Exercise directions.
Reproduce the whole listing, character for character.

Dataset entries

○ ○ ○ ○ ○

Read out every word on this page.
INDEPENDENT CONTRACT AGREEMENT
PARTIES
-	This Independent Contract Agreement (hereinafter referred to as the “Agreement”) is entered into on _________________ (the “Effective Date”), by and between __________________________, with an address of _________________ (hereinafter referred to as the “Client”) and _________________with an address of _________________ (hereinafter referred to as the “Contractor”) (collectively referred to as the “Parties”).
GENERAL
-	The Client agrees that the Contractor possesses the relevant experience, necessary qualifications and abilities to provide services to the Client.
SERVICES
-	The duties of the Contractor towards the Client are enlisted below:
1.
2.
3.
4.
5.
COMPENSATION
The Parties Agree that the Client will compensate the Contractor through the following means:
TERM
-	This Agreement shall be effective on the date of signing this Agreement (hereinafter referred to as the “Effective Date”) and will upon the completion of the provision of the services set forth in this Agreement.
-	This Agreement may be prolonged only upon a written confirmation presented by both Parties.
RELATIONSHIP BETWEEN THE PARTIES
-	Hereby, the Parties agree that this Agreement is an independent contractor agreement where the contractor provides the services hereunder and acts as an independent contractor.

○ ○ ○ ○ ○

Correct result.
Read out every word on this page.
INDEPENDENT CONTRACT AGREEMENT
PARTIES
-	This Independent Contract Agreement (hereinafter referred to as the “Agreement”) is entered into on _________________ (the “Effective Date”), by and between __________________________, with an address of _________________ (hereinafter referred to as the “Client”) and _________________with an address of _________________ (hereinafter referred to as the “Contractor”) (collectively referred to as the “Parties”).
GENERAL
-	The Client agrees that the Contractor possesses the relevant experience, necessary qualifications and abilities to provide services to the Client.
SERVICES
-	The duties of the Contractor towards the Client are enlisted below:
1.
2.
3.
4.
5.
COMPENSATION
The Parties Agree that the Client will compensate the Contractor through the following means:
TERM
-	This Agreement shall be effective on the date of signing this Agreement (hereinafter referred to as the “Effective Date”) and will upon the completion of the provision of the services set forth in this Agreement.
-	This Agreement may be prolonged only upon a written confirmation presented by both Parties.
RELATIONSHIP BETWEEN THE PARTIES
-	Hereby, the Parties agree that this Agreement is an independent contractor agreement where the contractor provides the services hereunder and acts as an independent contractor.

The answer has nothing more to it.